Each line that holds the word "функций" is to be identified and copied.

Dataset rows

_ _ _ _ _ _ _

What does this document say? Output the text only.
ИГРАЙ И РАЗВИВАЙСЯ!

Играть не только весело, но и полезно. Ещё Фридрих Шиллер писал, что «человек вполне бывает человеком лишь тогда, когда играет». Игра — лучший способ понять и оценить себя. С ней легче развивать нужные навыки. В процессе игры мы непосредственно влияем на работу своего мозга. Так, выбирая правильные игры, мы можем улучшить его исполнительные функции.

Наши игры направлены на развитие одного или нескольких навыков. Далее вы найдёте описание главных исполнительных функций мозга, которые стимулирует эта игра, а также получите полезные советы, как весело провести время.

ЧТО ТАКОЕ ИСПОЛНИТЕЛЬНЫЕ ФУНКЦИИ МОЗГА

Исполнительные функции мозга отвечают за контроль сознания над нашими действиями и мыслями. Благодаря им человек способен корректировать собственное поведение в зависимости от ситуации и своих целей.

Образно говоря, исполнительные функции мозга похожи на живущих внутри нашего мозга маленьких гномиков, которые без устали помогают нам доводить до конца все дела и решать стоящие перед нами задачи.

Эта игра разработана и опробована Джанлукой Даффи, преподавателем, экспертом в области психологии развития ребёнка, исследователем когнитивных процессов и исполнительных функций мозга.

_ _ _ _ _ _ _

*Full solution*
Наши игры направлены на развитие одного или нескольких навыков. Далее вы найдёте описание главных исполнительных функций мозга, которые стимулирует эта игра, а также получите полезные советы, как весело провести время.
Эта игра разработана и опробована Джанлукой Даффи, преподавателем, экспертом в области психологии развития ребёнка, исследователем когнитивных процессов и исполнительных функций мозга.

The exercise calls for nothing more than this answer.